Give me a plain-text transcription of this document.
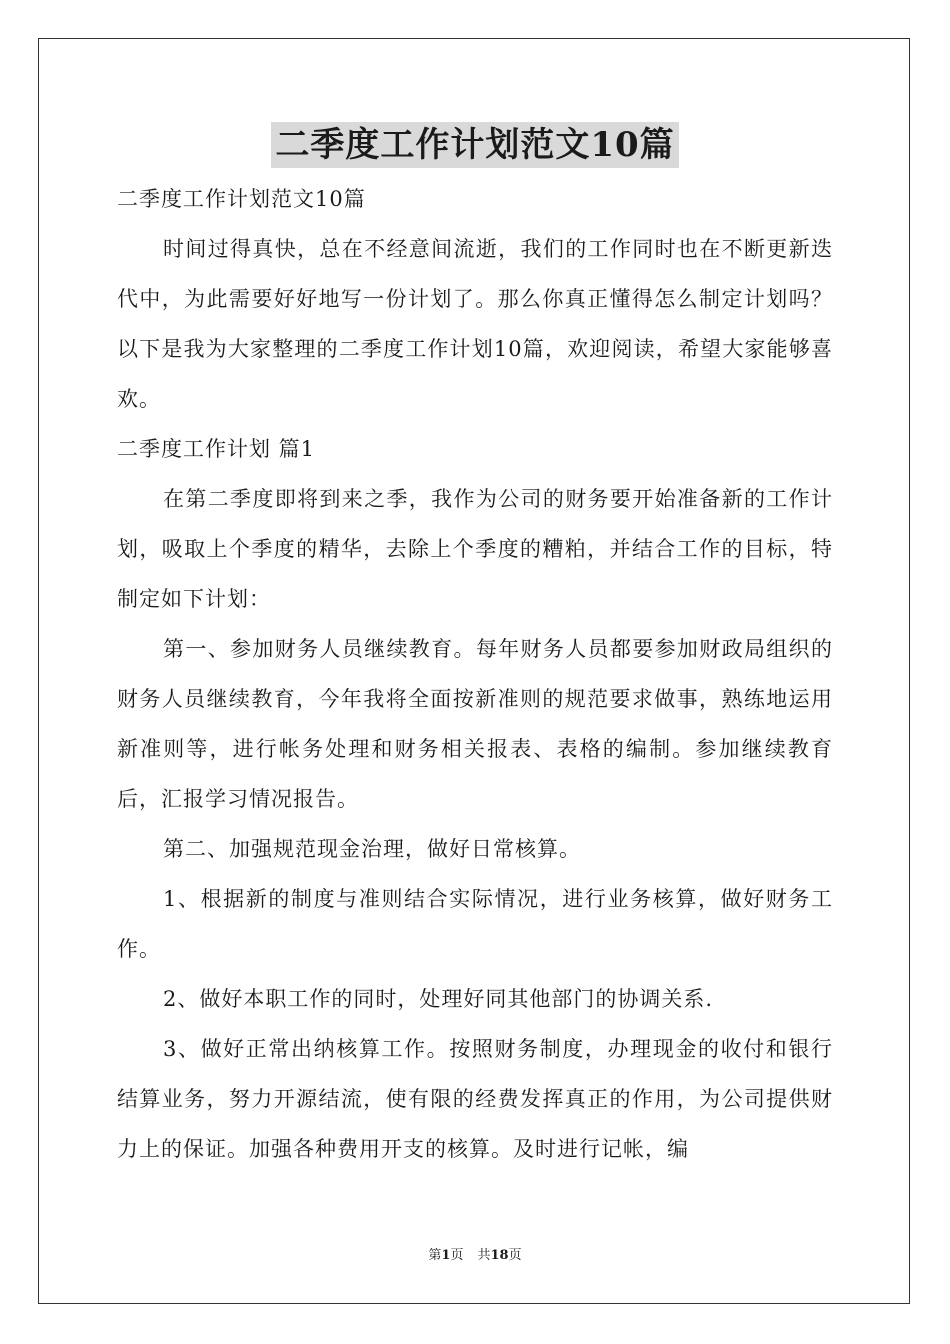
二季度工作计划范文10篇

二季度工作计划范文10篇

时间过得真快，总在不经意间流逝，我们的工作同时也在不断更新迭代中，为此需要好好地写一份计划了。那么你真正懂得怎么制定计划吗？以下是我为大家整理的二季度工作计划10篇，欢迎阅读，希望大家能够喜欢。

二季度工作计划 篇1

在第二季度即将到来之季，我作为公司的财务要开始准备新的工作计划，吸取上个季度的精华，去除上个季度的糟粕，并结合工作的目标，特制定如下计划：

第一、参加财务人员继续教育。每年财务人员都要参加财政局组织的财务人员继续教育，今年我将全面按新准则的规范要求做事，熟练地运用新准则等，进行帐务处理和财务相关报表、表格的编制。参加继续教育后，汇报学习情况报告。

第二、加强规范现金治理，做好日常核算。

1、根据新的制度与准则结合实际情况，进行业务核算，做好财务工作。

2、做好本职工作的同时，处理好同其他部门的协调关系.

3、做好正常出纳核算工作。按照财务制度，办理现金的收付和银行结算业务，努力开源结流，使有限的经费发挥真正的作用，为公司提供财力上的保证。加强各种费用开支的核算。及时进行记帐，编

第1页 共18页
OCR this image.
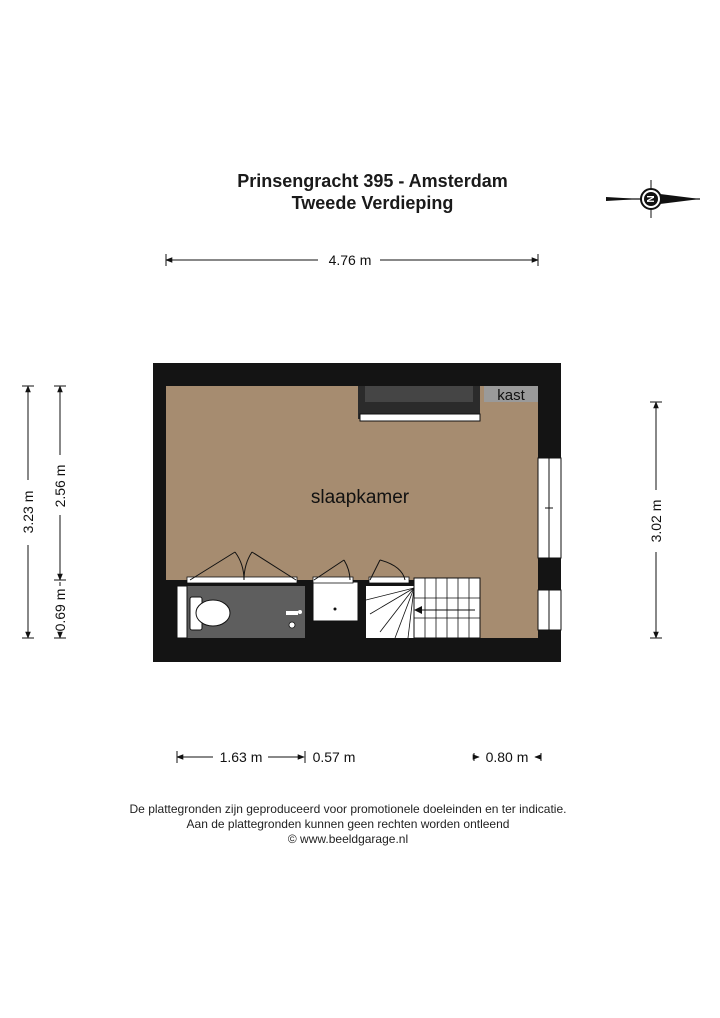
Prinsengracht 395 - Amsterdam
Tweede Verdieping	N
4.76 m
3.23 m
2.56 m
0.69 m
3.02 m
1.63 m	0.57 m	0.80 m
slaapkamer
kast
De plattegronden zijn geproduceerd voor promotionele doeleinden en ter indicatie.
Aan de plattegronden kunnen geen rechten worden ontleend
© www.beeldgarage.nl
...
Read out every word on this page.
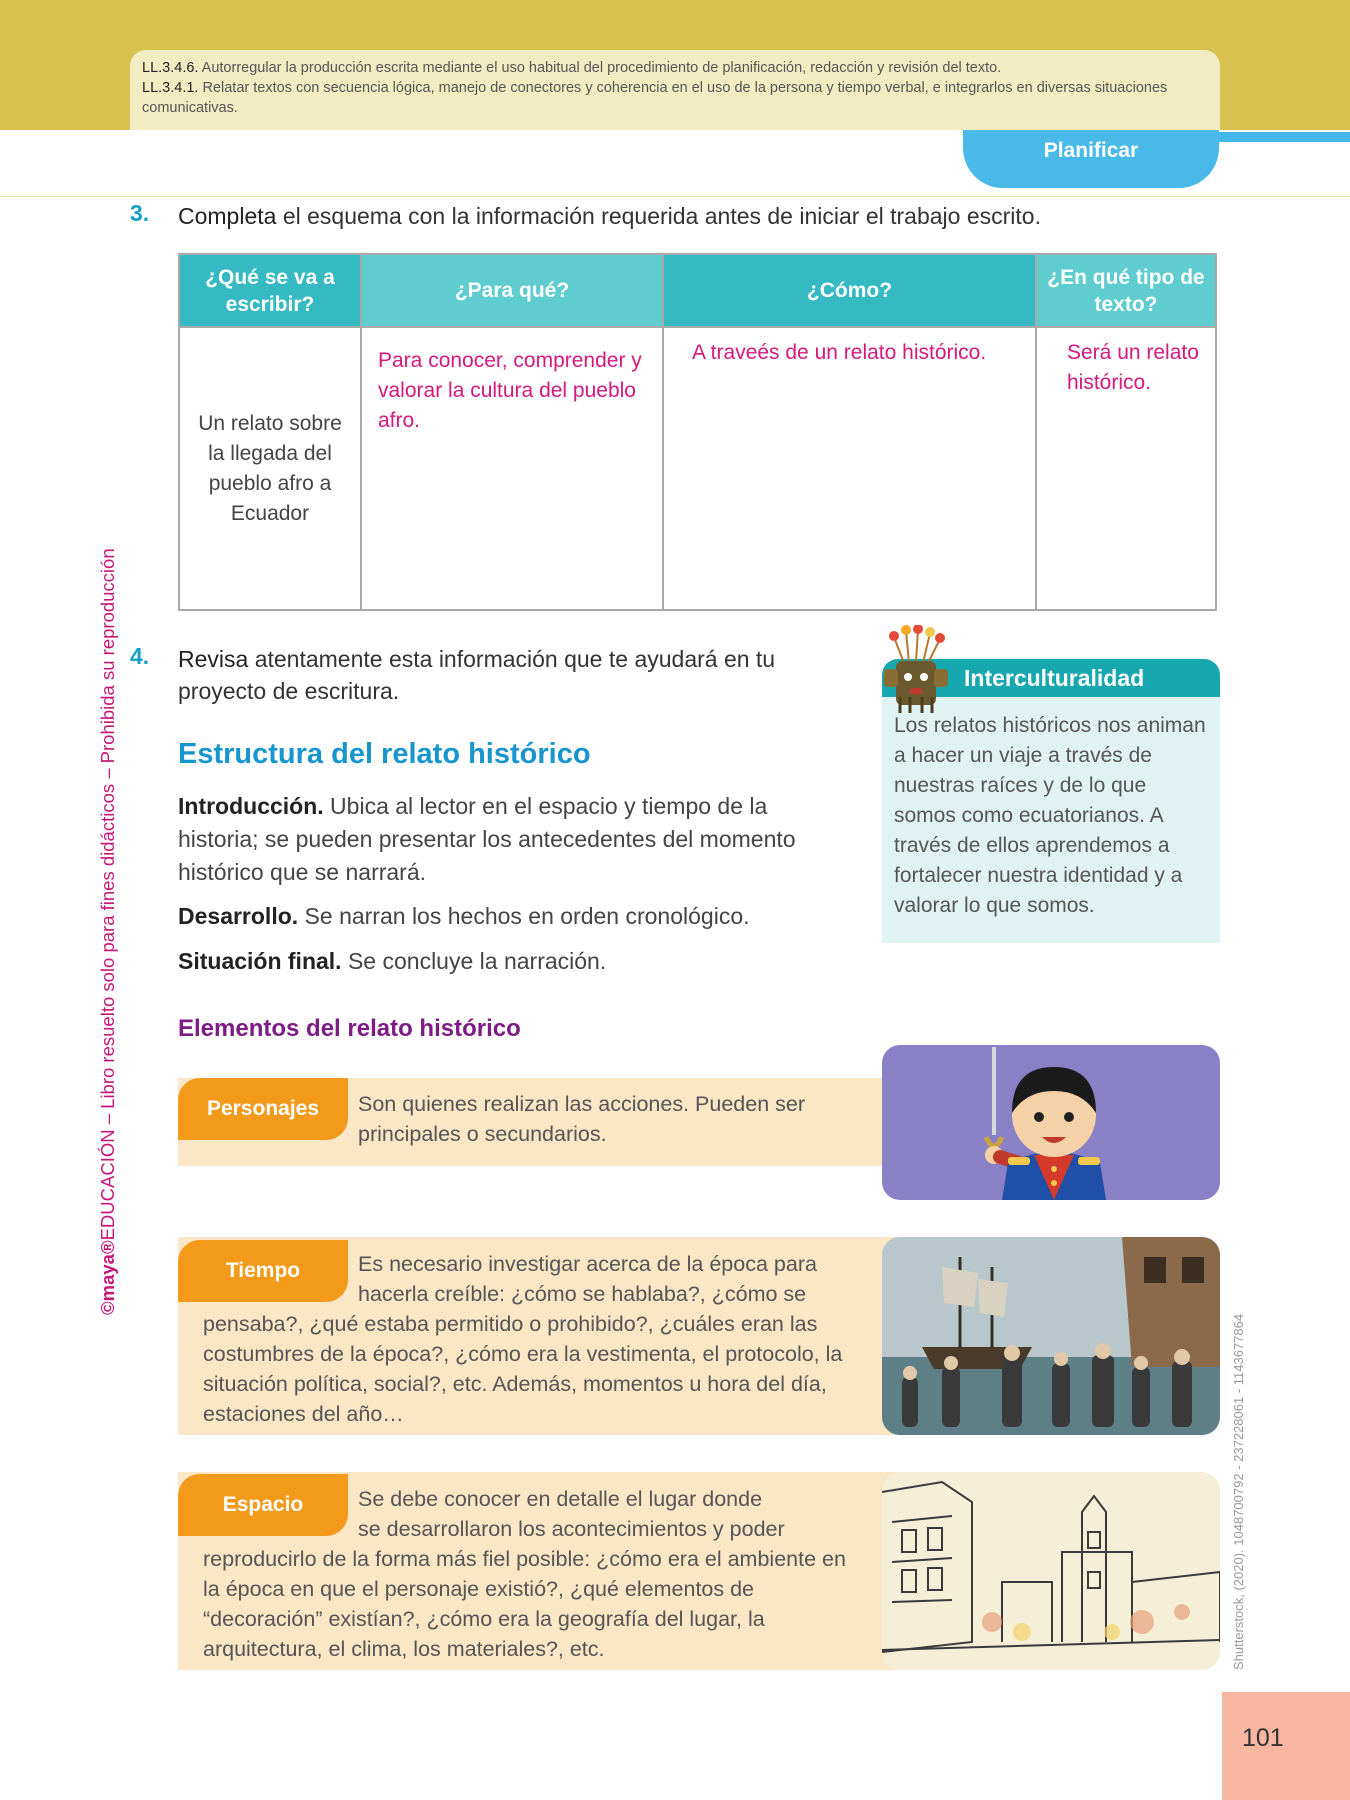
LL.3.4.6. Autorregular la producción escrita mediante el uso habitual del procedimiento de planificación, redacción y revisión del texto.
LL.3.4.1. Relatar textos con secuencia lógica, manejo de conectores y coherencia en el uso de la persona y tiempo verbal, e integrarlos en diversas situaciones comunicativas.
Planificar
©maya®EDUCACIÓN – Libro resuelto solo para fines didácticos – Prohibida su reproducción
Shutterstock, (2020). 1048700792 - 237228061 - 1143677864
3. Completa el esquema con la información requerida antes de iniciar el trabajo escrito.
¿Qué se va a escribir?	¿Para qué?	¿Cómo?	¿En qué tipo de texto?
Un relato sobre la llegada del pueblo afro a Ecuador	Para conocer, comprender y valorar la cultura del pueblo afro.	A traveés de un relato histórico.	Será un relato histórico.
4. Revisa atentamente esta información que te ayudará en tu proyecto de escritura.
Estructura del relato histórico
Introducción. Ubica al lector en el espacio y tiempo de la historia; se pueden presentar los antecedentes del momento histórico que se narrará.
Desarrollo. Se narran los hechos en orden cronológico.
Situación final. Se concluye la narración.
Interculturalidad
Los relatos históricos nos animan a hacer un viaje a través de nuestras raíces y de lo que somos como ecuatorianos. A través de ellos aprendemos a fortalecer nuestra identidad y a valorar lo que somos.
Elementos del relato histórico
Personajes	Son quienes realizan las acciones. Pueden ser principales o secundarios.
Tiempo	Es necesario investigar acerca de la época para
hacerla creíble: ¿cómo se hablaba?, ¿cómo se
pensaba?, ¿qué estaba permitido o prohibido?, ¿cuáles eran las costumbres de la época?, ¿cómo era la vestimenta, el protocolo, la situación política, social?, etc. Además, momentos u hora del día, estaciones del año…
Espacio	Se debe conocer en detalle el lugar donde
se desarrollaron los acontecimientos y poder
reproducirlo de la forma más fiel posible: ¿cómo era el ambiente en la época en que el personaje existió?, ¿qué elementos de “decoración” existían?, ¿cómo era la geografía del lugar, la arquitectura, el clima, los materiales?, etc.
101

[Work instructions] Search the material above for "plattegronden". Pull out each line where it shows up.

[Completed task]
De plattegronden zijn geproduceerd voor promotionele doeleinden en ter indicatie.
Aan de plattegronden kunnen geen rechten worden ontleend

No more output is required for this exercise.